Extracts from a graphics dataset

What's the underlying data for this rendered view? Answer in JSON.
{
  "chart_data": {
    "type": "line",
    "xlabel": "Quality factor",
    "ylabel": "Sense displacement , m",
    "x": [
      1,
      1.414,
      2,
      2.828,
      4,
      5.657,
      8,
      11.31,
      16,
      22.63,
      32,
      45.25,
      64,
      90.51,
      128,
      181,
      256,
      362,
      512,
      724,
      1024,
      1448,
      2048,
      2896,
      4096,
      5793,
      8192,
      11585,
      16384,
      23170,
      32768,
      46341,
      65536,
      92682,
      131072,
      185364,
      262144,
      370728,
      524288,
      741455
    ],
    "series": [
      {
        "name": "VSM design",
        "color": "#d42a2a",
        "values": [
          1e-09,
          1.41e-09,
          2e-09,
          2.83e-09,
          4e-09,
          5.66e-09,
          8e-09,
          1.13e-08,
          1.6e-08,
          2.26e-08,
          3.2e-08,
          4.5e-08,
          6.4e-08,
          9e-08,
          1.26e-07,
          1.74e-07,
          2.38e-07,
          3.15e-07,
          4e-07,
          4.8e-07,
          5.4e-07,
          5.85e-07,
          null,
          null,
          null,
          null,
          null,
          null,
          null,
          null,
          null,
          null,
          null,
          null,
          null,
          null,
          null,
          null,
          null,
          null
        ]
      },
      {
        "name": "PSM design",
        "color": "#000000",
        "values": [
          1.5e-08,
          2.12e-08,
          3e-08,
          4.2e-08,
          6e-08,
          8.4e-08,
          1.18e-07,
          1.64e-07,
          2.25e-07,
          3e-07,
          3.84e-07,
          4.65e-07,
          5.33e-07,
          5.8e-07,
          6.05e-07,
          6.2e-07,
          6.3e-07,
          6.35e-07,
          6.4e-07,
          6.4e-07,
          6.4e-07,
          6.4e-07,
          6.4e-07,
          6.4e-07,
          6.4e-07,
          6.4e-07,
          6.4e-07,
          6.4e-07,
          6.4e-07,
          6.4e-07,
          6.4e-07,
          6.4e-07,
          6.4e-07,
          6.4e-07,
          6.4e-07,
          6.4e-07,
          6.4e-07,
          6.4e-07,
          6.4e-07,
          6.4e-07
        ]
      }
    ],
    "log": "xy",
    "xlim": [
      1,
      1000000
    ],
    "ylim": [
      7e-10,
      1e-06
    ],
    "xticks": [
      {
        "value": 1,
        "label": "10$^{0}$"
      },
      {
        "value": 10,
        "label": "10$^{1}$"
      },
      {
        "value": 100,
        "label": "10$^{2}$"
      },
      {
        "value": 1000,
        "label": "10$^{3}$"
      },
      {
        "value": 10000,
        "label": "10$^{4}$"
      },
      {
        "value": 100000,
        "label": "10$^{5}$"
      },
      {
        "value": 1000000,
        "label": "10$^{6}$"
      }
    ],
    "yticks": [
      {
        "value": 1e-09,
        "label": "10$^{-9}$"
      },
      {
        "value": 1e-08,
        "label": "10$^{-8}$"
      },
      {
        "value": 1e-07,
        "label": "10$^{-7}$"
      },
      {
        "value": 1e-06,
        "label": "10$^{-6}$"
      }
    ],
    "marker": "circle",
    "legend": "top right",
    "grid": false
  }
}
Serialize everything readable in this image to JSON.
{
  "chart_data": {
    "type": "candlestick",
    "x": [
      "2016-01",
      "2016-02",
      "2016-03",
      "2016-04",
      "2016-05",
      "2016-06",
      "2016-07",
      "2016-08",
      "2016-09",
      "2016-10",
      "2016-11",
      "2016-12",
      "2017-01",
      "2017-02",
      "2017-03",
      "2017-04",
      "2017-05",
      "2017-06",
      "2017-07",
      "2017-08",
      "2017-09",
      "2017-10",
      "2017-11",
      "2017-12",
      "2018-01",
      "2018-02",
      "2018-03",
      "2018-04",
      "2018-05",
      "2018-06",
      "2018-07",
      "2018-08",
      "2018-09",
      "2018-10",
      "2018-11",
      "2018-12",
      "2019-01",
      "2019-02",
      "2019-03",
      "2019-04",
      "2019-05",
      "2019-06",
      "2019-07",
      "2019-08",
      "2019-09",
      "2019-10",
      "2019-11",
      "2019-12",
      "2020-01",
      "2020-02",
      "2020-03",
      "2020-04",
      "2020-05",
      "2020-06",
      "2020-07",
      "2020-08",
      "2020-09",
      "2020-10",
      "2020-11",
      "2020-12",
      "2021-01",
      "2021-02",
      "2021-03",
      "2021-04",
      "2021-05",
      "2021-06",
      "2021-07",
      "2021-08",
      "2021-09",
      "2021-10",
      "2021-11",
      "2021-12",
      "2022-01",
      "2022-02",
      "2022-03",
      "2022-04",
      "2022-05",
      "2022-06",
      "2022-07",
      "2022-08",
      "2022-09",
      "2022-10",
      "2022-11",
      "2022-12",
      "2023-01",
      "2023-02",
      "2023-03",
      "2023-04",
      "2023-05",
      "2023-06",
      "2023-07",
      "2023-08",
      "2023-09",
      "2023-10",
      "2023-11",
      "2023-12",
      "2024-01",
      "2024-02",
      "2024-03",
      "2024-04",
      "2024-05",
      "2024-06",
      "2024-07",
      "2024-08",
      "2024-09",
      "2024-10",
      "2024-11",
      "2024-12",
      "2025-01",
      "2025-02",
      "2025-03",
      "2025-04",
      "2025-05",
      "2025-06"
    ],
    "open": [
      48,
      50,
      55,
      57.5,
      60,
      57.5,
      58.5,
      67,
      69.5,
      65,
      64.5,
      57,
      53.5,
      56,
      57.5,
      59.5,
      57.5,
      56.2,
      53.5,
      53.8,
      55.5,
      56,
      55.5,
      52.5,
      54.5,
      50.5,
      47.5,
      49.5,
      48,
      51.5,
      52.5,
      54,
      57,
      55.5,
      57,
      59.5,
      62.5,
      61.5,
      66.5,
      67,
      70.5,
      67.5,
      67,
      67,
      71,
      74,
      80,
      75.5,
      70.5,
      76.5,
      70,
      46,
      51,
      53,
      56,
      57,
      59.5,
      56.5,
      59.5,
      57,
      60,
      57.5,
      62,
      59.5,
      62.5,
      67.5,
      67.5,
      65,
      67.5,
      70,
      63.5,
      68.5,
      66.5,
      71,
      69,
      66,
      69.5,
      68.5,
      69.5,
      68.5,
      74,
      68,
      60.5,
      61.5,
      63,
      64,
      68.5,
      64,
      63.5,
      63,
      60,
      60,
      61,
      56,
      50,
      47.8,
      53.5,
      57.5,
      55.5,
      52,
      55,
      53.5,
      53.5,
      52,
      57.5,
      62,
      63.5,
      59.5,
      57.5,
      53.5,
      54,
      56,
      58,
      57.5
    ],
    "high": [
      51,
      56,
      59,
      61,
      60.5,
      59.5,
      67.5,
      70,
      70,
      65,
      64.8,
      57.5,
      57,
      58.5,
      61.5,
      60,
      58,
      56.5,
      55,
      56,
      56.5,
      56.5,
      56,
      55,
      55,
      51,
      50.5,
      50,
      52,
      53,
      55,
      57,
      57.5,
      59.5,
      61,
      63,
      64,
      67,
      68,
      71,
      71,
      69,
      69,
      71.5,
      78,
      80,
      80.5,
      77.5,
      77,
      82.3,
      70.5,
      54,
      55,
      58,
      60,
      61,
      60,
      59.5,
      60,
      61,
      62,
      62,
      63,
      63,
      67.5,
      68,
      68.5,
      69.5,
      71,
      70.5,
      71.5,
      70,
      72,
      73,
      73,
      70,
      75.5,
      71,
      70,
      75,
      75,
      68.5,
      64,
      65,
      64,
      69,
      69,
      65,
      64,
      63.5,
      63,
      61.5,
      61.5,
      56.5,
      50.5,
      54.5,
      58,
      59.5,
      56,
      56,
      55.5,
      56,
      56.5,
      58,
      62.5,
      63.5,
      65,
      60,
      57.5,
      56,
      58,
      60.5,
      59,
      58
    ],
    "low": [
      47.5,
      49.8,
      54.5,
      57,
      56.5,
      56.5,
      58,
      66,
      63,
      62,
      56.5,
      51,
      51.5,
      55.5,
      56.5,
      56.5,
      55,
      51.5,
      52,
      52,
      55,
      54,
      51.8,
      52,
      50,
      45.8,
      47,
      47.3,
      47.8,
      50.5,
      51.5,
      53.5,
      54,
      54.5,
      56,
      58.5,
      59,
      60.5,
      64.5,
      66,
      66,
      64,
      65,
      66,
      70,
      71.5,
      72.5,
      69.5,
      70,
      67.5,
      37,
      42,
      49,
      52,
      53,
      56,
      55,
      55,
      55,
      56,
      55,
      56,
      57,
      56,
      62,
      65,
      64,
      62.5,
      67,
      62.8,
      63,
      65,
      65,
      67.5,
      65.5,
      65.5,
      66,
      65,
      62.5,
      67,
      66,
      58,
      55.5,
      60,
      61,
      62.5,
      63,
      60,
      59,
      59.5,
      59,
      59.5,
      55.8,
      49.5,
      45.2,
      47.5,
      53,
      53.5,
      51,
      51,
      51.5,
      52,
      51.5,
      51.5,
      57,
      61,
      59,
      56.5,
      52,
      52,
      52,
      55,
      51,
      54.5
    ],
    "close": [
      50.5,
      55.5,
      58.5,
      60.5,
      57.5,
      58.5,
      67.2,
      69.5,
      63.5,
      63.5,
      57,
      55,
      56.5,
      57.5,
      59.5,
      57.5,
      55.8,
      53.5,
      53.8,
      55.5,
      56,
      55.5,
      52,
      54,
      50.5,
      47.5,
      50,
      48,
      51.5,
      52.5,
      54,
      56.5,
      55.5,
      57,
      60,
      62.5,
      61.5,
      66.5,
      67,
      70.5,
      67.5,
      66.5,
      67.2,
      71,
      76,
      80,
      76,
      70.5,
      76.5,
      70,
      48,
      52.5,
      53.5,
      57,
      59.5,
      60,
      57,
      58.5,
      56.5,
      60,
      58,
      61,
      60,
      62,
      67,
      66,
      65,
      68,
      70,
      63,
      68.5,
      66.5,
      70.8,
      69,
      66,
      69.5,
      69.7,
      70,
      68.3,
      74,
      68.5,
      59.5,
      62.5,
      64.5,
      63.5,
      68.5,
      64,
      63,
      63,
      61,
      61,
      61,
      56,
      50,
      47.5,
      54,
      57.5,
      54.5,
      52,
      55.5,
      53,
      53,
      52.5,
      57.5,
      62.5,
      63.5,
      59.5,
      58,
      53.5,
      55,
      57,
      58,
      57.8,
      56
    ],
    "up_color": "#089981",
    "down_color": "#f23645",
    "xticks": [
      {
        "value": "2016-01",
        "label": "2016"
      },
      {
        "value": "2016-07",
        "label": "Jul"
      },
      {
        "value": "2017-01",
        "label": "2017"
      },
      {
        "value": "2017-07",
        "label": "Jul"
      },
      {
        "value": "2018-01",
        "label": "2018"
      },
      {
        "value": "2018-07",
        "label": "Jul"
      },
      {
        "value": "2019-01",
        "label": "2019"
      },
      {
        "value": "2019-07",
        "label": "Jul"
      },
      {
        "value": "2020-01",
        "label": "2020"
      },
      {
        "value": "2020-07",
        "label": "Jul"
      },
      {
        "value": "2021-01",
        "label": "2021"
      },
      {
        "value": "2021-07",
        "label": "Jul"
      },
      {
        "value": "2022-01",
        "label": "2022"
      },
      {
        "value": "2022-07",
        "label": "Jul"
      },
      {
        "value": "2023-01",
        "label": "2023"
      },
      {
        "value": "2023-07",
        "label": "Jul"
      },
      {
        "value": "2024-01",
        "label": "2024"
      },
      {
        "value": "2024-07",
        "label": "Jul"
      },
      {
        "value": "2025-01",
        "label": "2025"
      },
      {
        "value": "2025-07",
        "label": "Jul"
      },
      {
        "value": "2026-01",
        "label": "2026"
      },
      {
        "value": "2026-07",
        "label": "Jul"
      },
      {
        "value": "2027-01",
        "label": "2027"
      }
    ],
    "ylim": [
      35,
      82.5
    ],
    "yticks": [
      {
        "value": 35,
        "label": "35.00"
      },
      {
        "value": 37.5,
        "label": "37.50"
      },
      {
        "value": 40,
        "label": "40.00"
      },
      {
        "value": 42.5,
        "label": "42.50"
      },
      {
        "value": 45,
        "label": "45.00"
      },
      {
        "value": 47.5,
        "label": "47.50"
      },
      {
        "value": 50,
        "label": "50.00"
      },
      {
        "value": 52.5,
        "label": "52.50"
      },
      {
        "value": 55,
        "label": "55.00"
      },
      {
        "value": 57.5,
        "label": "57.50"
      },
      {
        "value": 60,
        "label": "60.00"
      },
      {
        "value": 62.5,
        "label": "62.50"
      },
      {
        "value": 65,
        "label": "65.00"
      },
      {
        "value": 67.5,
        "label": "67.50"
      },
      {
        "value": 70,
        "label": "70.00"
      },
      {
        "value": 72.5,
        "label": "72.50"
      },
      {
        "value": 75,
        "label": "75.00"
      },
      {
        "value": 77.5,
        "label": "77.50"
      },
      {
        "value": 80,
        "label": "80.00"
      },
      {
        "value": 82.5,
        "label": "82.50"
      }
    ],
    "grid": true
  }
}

Work to complete:
Within the material above, find the lines that contain the word "JSON"; copy them.

Finished answer:
What's the underlying data for this rendered view? Answer in JSON.
Serialize everything readable in this image to JSON.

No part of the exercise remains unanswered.